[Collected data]
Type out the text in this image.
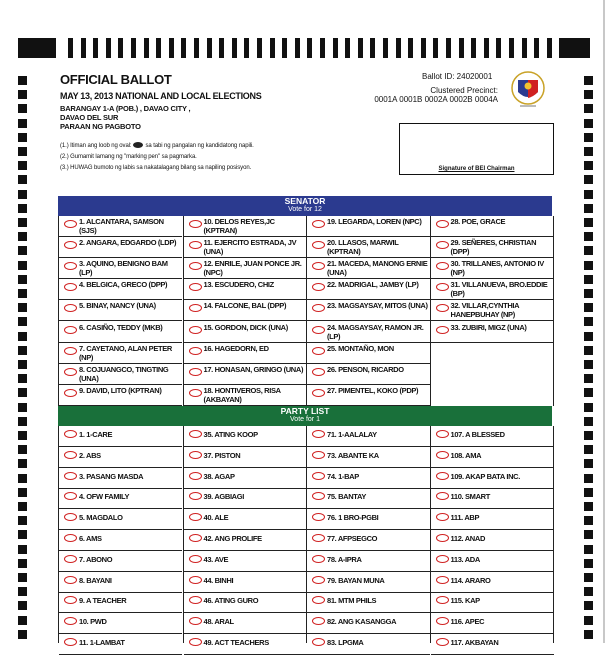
OFFICIAL BALLOT
MAY 13, 2013 NATIONAL AND LOCAL ELECTIONS
BARANGAY 1-A (POB.) , DAVAO CITY ,
DAVAO DEL SUR
PARAAN NG PAGBOTO
(1.) Itiman ang loob ng oval: sa tabi ng pangalan ng kandidatong napili.
(2.) Gumamit lamang ng "marking pen" sa pagmarka.
(3.) HUWAG bumoto ng labis sa nakatalagang bilang sa napiling posisyon.
Ballot ID: 24020001
Clustered Precinct:
0001A 0001B 0002A 0002B 0004A
Signature of BEI Chairman
SENATOR
Vote for 12
1. ALCANTARA, SAMSON (SJS)
2. ANGARA, EDGARDO (LDP)
3. AQUINO, BENIGNO BAM (LP)
4. BELGICA, GRECO (DPP)
5. BINAY, NANCY (UNA)
6. CASIÑO, TEDDY (MKB)
7. CAYETANO, ALAN PETER (NP)
8. COJUANGCO, TINGTING (UNA)
9. DAVID, LITO (KPTRAN)
10. DELOS REYES,JC (KPTRAN)
11. EJERCITO ESTRADA, JV (UNA)
12. ENRILE, JUAN PONCE JR.(NPC)
13. ESCUDERO, CHIZ
14. FALCONE, BAL (DPP)
15. GORDON, DICK (UNA)
16. HAGEDORN, ED
17. HONASAN, GRINGO (UNA)
18. HONTIVEROS, RISA (AKBAYAN)
19. LEGARDA, LOREN (NPC)
20. LLASOS, MARWIL (KPTRAN)
21. MACEDA, MANONG ERNIE (UNA)
22. MADRIGAL, JAMBY (LP)
23. MAGSAYSAY, MITOS (UNA)
24. MAGSAYSAY, RAMON JR. (LP)
25. MONTAÑO, MON
26. PENSON, RICARDO
27. PIMENTEL, KOKO (PDP)
28. POE, GRACE
29. SEÑERES, CHRISTIAN (DPP)
30. TRILLANES, ANTONIO IV (NP)
31. VILLANUEVA, BRO.EDDIE (BP)
32. VILLAR,CYNTHIA HANEPBUHAY (NP)
33. ZUBIRI, MIGZ (UNA)
PARTY LIST
Vote for 1
1. 1-CARE
2. ABS
3. PASANG MASDA
4. OFW FAMILY
5. MAGDALO
6. AMS
7. ABONO
8. BAYANI
9. A TEACHER
10. PWD
11. 1-LAMBAT
35. ATING KOOP
37. PISTON
38. AGAP
39. AGBIAGI
40. ALE
42. ANG PROLIFE
43. AVE
44. BINHI
46. ATING GURO
48. ARAL
49. ACT TEACHERS
71. 1-AALALAY
73. ABANTE KA
74. 1-BAP
75. BANTAY
76. 1 BRO-PGBI
77. AFPSEGCO
78. A-IPRA
79. BAYAN MUNA
81. MTM PHILS
82. ANG KASANGGA
83. LPGMA
107. A BLESSED
108. AMA
109. AKAP BATA INC.
110. SMART
111. ABP
112. ANAD
113. ADA
114. ARARO
115. KAP
116. APEC
117. AKBAYAN
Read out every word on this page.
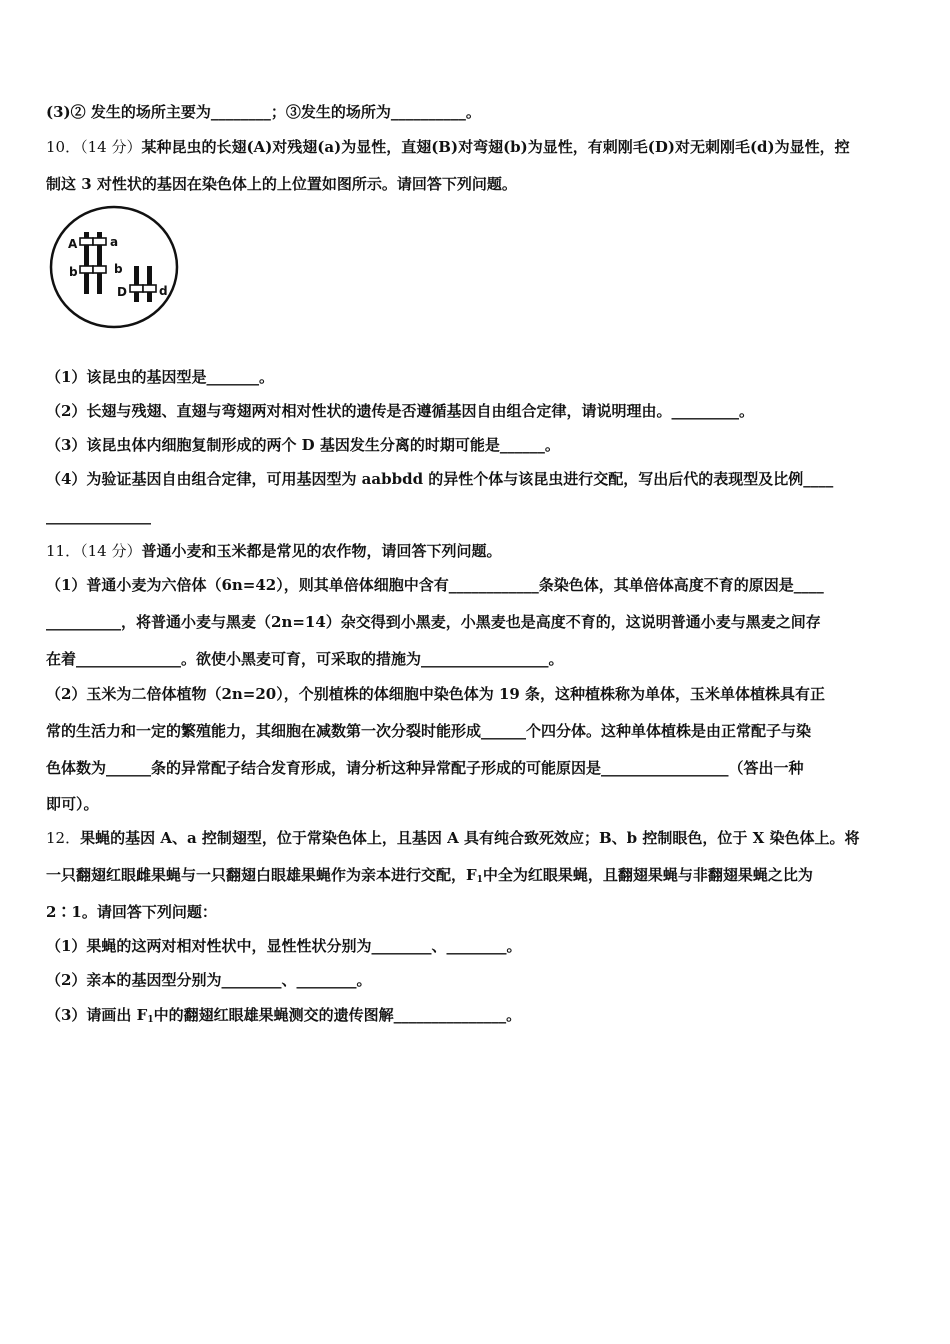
(3)② 发生的场所主要为________；③发生的场所为__________。
10．（14 分）某种昆虫的长翅(A)对残翅(a)为显性，直翅(B)对弯翅(b)为显性，有刺刚毛(D)对无刺刚毛(d)为显性，控
制这 3 对性状的基因在染色体上的上位置如图所示。请回答下列问题。
A	a
b	b
D	d
（1）该昆虫的基因型是_______。
（2）长翅与残翅、直翅与弯翅两对相对性状的遗传是否遵循基因自由组合定律，请说明理由。_________。
（3）该昆虫体内细胞复制形成的两个 D 基因发生分离的时期可能是______。
（4）为验证基因自由组合定律，可用基因型为 aabbdd 的异性个体与该昆虫进行交配，写出后代的表现型及比例____
______________
11．（14 分）普通小麦和玉米都是常见的农作物，请回答下列问题。
（1）普通小麦为六倍体（6n=42），则其单倍体细胞中含有____________条染色体，其单倍体高度不育的原因是____
__________，将普通小麦与黑麦（2n=14）杂交得到小黑麦，小黑麦也是高度不育的，这说明普通小麦与黑麦之间存
在着______________。欲使小黑麦可育，可采取的措施为_________________。
（2）玉米为二倍体植物（2n=20），个别植株的体细胞中染色体为 19 条，这种植株称为单体，玉米单体植株具有正
常的生活力和一定的繁殖能力，其细胞在减数第一次分裂时能形成______个四分体。这种单体植株是由正常配子与染
色体数为______条的异常配子结合发育形成，请分析这种异常配子形成的可能原因是_________________（答出一种
即可）。
12．果蝇的基因 A、a 控制翅型，位于常染色体上，且基因 A 具有纯合致死效应；B、b 控制眼色，位于 X 染色体上。将
一只翻翅红眼雌果蝇与一只翻翅白眼雄果蝇作为亲本进行交配，$F_1$中全为红眼果蝇，且翻翅果蝇与非翻翅果蝇之比为
2∶1。请回答下列问题：
（1）果蝇的这两对相对性状中，显性性状分别为________、________。
（2）亲本的基因型分别为________、________。
（3）请画出 $F_1$中的翻翅红眼雄果蝇测交的遗传图解_______________。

- **PROBLEM DESCRIPTION**
From the data above, copy each line where the string "DAVAO" appears.

- **SOLUTION TO THIS EXERCISE**
BARANGAY 1-A (POB.) , DAVAO CITY ,
DAVAO DEL SUR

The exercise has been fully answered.